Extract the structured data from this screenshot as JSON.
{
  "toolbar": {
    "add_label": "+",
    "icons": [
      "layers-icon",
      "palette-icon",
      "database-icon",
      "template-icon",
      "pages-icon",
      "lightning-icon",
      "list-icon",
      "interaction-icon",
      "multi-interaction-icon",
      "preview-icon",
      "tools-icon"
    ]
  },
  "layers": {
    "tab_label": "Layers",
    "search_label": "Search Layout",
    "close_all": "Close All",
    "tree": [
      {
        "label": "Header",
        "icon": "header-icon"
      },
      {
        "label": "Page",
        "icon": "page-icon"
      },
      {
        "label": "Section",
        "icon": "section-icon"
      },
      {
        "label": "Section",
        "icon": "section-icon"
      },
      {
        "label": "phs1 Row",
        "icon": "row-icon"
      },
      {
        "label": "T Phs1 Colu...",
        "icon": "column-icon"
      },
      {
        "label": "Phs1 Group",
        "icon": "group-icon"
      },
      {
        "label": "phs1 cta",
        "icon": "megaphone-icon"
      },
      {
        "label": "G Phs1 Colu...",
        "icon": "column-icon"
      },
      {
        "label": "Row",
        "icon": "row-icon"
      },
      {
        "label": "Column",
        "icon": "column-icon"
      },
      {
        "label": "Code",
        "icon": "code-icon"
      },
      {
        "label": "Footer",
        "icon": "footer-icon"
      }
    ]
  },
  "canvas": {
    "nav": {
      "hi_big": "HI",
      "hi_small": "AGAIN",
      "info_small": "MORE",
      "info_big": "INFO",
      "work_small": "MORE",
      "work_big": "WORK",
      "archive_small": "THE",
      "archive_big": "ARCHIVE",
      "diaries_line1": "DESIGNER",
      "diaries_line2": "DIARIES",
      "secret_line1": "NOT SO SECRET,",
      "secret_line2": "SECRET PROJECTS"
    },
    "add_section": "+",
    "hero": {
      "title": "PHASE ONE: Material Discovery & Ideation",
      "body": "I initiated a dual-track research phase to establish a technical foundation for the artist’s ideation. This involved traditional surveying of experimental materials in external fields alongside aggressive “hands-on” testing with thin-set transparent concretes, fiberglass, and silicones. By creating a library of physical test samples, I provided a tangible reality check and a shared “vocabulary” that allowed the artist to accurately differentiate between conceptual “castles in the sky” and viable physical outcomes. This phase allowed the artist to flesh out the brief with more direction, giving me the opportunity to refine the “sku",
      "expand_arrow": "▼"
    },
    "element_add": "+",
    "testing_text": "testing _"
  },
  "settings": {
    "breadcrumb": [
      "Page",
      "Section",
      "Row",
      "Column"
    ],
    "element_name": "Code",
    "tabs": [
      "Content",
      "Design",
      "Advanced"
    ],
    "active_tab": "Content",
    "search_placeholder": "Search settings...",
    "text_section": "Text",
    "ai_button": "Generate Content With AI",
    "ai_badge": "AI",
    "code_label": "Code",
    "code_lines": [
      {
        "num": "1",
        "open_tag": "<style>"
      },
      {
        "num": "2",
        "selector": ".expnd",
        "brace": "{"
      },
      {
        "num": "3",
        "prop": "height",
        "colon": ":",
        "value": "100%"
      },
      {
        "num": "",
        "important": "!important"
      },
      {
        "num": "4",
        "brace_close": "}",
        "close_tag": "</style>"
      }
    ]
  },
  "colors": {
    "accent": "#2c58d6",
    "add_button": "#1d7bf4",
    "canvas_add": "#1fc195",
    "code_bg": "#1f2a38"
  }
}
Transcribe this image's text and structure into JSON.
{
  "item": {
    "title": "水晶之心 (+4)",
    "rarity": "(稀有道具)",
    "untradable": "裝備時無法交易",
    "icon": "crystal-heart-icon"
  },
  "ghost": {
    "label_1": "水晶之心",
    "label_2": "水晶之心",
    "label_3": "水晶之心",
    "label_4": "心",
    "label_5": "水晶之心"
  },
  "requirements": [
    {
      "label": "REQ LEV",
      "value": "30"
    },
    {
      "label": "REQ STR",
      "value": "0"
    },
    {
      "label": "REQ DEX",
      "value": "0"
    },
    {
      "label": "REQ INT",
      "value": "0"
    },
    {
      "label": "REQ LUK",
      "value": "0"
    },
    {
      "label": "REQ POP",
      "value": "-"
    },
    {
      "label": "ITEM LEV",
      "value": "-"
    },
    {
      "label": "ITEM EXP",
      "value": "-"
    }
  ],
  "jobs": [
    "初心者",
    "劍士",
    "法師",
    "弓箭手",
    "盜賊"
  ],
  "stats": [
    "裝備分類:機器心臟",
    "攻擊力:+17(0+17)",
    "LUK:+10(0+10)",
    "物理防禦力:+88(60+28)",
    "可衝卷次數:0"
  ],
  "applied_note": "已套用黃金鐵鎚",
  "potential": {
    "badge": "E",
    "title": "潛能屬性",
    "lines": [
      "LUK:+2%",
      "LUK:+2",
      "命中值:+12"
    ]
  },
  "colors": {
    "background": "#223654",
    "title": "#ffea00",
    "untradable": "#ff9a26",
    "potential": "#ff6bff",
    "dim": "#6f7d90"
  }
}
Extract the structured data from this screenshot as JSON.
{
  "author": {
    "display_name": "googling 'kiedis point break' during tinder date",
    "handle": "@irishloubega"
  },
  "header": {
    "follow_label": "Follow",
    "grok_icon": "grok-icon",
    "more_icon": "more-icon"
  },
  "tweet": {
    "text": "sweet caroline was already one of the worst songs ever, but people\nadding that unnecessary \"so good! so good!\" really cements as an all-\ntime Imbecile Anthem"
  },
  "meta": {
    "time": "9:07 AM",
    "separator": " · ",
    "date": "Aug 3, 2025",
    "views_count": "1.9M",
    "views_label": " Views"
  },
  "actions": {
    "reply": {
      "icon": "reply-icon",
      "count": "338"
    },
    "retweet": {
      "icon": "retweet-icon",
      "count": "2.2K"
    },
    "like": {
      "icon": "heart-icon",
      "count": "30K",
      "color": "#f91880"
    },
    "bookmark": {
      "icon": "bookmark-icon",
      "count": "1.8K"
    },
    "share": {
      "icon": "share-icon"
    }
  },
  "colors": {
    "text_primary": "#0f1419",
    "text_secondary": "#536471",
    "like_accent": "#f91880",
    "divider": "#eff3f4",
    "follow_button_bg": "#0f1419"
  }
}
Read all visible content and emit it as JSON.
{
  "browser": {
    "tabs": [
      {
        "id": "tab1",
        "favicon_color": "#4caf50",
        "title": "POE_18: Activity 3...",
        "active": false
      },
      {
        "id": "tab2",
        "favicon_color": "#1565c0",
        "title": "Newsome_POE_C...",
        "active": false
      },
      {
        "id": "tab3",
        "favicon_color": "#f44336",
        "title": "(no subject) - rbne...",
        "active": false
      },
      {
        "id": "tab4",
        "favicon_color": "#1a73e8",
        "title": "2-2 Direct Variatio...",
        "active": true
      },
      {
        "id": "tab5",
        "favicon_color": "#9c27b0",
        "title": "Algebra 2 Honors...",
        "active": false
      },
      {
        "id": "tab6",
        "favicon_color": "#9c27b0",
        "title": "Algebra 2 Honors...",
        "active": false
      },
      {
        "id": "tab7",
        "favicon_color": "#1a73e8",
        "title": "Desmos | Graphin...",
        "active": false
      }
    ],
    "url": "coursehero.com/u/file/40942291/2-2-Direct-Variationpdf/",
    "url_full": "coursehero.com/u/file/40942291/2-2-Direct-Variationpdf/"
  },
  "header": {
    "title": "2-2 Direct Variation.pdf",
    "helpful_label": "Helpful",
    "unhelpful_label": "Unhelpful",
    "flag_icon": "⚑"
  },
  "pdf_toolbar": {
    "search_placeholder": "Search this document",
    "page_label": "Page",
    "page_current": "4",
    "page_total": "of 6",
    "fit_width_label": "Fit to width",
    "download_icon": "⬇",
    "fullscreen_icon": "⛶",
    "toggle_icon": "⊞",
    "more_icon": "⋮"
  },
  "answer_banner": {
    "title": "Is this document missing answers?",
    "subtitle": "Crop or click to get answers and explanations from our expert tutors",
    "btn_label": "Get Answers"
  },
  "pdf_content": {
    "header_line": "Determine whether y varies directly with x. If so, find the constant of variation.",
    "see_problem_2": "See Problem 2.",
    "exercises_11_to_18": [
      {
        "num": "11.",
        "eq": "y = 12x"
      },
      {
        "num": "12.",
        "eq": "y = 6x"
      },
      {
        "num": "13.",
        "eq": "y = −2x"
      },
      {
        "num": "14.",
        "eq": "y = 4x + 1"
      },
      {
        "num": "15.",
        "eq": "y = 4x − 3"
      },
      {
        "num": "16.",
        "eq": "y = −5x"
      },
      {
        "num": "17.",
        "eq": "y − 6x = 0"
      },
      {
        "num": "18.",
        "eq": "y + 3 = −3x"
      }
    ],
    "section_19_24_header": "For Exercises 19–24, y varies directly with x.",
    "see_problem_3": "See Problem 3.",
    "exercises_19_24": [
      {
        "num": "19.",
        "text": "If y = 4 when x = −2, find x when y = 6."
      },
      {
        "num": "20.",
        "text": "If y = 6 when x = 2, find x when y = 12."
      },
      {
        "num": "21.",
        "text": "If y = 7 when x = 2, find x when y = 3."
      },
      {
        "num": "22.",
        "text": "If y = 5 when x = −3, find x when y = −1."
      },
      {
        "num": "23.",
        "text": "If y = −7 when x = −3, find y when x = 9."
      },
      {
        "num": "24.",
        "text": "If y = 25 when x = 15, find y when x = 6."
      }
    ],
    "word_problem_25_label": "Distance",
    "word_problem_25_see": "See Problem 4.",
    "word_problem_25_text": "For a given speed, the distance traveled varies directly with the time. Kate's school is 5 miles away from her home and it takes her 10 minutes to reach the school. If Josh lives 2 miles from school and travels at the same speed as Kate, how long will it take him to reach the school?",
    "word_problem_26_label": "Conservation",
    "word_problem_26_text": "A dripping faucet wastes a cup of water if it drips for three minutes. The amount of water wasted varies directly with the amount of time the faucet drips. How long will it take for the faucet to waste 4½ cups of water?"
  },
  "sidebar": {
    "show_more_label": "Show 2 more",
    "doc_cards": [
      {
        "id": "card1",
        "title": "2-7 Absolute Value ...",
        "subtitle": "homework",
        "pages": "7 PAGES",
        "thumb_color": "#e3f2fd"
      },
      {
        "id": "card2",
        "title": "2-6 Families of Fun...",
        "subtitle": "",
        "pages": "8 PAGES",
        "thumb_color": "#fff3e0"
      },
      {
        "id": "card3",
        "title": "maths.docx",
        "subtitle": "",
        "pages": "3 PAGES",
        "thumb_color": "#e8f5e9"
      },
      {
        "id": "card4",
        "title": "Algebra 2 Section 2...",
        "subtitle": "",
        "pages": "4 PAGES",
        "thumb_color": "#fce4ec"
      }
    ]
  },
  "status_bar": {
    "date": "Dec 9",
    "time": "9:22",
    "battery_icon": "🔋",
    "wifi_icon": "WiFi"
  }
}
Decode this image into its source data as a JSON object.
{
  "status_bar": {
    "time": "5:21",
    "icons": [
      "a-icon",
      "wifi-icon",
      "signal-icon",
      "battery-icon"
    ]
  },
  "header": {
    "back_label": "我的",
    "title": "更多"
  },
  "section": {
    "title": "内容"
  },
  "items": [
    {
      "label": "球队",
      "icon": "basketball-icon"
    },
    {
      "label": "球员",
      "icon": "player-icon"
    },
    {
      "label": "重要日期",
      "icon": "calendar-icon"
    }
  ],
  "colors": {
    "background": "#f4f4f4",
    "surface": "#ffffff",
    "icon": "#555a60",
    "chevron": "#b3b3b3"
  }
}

- **AIM**
Exactly as written, give the line containing "Decode this image" and all remaining lines of the records.

- **THE ANSWER**
Decode this image into its source data as a JSON object.
{
  "status_bar": {
    "time": "5:21",
    "icons": [
      "a-icon",
      "wifi-icon",
      "signal-icon",
      "battery-icon"
    ]
  },
  "header": {
    "back_label": "我的",
    "title": "更多"
  },
  "section": {
    "title": "内容"
  },
  "items": [
    {
      "label": "球队",
      "icon": "basketball-icon"
    },
    {
      "label": "球员",
      "icon": "player-icon"
    },
    {
      "label": "重要日期",
      "icon": "calendar-icon"
    }
  ],
  "colors": {
    "background": "#f4f4f4",
    "surface": "#ffffff",
    "icon": "#555a60",
    "chevron": "#b3b3b3"
  }
}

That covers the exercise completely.